[START OF EXTRACTED RECORDS]

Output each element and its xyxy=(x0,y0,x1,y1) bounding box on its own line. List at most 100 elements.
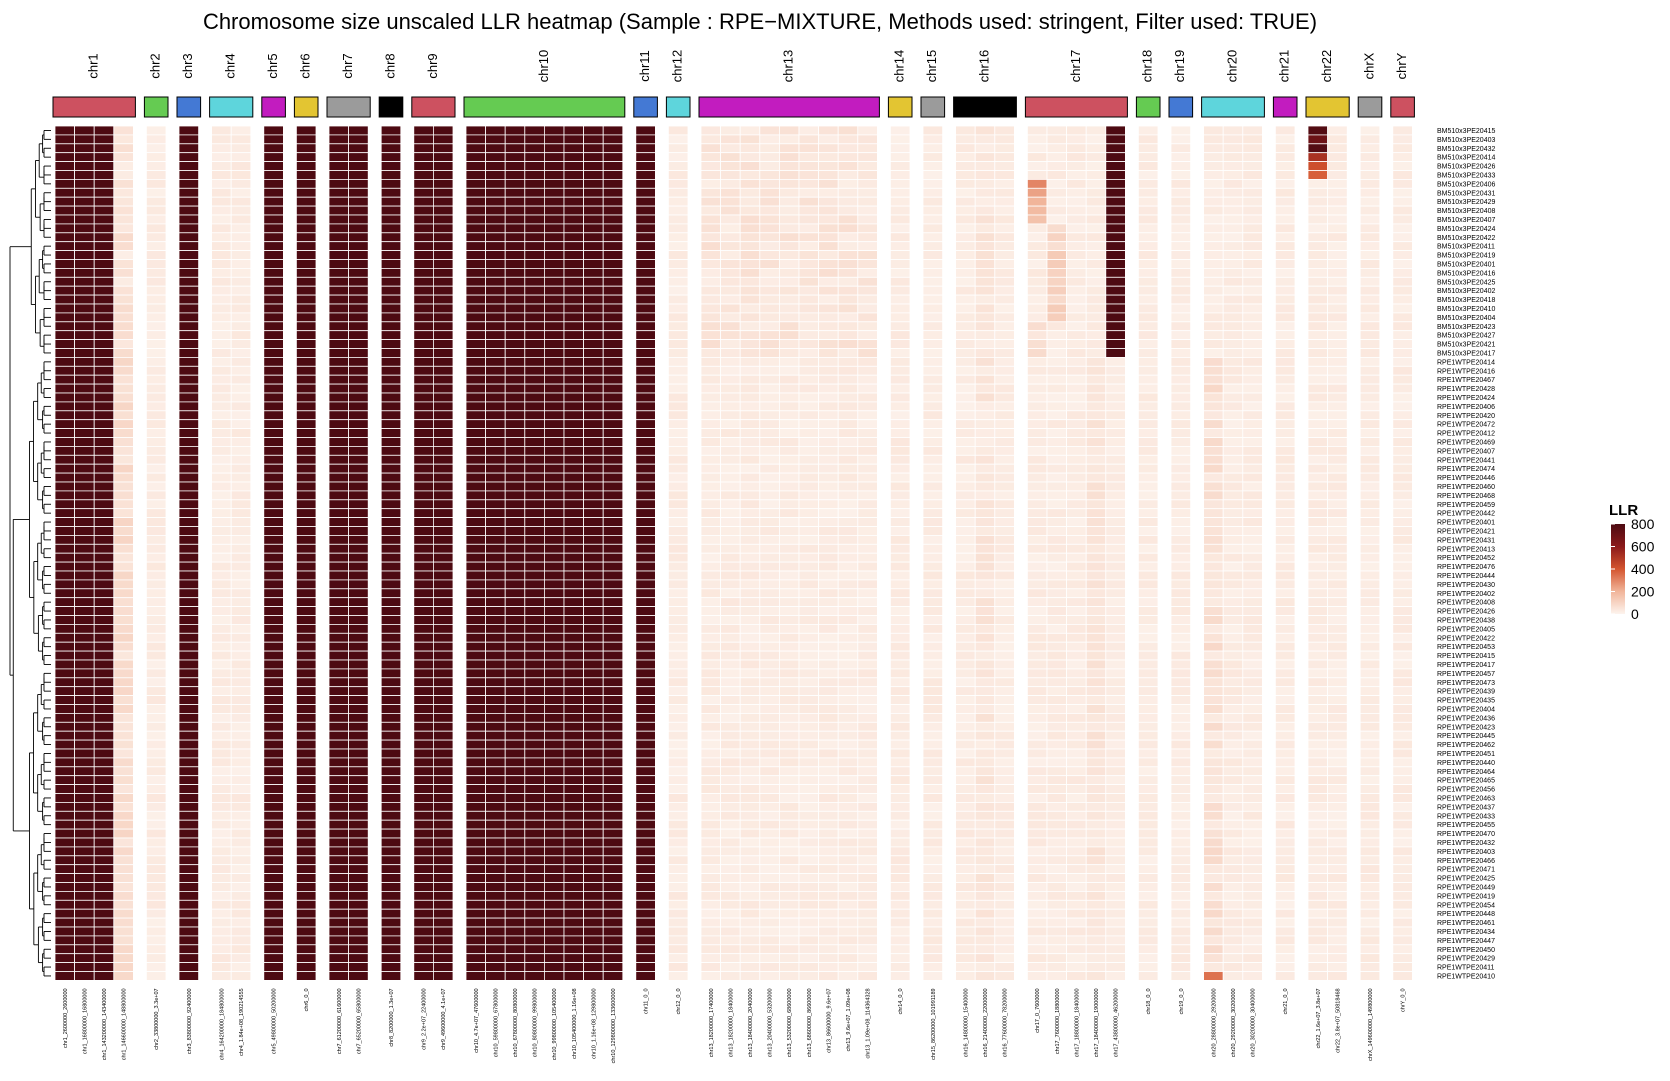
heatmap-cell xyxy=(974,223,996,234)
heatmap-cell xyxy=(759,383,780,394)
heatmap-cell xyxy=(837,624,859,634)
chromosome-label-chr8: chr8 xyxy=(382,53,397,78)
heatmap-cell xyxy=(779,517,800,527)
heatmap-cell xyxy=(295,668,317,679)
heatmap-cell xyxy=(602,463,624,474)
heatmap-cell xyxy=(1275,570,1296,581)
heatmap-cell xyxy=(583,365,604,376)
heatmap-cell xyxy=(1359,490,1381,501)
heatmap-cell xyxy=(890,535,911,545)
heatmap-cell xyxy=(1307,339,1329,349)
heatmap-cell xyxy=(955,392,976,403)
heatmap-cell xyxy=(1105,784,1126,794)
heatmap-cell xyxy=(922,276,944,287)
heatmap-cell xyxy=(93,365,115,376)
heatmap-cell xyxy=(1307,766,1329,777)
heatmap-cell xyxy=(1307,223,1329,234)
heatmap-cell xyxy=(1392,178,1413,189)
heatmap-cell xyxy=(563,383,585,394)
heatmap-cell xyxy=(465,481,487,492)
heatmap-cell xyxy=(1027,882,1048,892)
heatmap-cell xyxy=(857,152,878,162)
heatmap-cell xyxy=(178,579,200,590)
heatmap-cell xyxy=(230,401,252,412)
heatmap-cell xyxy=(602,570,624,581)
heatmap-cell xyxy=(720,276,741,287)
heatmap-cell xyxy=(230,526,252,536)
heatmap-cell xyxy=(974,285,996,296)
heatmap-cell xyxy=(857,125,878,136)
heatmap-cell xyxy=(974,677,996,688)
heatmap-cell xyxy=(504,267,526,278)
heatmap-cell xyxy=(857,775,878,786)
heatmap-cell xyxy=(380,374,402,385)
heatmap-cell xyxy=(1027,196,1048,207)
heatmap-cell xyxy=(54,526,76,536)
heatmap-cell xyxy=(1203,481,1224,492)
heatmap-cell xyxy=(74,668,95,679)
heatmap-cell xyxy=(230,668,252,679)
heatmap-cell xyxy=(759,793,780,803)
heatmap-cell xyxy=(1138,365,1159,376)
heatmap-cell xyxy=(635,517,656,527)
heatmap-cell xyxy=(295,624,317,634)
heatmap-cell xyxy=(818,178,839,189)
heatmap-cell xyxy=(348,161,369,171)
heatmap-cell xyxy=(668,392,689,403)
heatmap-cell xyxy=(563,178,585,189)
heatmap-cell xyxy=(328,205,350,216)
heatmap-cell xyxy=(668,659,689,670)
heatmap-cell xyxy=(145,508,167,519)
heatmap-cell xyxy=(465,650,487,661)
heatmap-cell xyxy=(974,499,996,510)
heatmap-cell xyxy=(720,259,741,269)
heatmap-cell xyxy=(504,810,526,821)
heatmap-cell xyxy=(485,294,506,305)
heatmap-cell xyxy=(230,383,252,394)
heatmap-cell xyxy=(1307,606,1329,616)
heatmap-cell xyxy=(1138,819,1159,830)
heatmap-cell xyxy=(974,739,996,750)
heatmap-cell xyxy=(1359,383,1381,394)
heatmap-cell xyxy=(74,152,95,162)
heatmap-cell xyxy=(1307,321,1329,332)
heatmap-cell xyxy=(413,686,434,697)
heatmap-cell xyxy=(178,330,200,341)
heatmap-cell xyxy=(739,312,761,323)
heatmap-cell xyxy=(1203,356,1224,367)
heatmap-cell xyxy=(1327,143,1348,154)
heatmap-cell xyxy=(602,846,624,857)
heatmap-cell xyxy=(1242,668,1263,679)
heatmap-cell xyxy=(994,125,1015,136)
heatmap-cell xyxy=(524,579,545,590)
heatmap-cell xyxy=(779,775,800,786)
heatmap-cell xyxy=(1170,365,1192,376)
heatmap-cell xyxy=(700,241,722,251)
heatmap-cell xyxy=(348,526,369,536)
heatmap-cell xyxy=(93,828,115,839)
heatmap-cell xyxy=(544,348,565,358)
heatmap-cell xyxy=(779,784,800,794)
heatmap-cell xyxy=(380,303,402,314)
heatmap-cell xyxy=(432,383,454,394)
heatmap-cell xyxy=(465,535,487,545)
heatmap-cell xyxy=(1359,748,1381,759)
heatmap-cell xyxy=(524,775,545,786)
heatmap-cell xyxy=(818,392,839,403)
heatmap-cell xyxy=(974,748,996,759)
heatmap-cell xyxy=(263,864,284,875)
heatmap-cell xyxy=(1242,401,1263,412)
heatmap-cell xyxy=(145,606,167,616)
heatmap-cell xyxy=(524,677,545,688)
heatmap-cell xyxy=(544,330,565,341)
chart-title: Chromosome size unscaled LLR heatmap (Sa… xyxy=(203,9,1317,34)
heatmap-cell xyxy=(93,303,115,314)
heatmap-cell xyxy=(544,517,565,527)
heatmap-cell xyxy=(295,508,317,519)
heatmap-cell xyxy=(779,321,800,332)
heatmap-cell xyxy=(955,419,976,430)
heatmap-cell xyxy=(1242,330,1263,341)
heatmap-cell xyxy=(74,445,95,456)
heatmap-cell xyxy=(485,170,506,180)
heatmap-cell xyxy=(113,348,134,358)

[END OF EXTRACTED RECORDS]

— WHAT TO WORK ON —
Copy the stretch of the records from the line containing "heatmap-cell xyxy=(974,223,996,234)" through the line containing "heatmap-cell xyxy=(602,463,624,474)", both included, without any changes.

— PROBLEM SOLUTION —
heatmap-cell xyxy=(974,223,996,234)
heatmap-cell xyxy=(759,383,780,394)
heatmap-cell xyxy=(837,624,859,634)
chromosome-label-chr8: chr8 xyxy=(382,53,397,78)
heatmap-cell xyxy=(779,517,800,527)
heatmap-cell xyxy=(295,668,317,679)
heatmap-cell xyxy=(602,463,624,474)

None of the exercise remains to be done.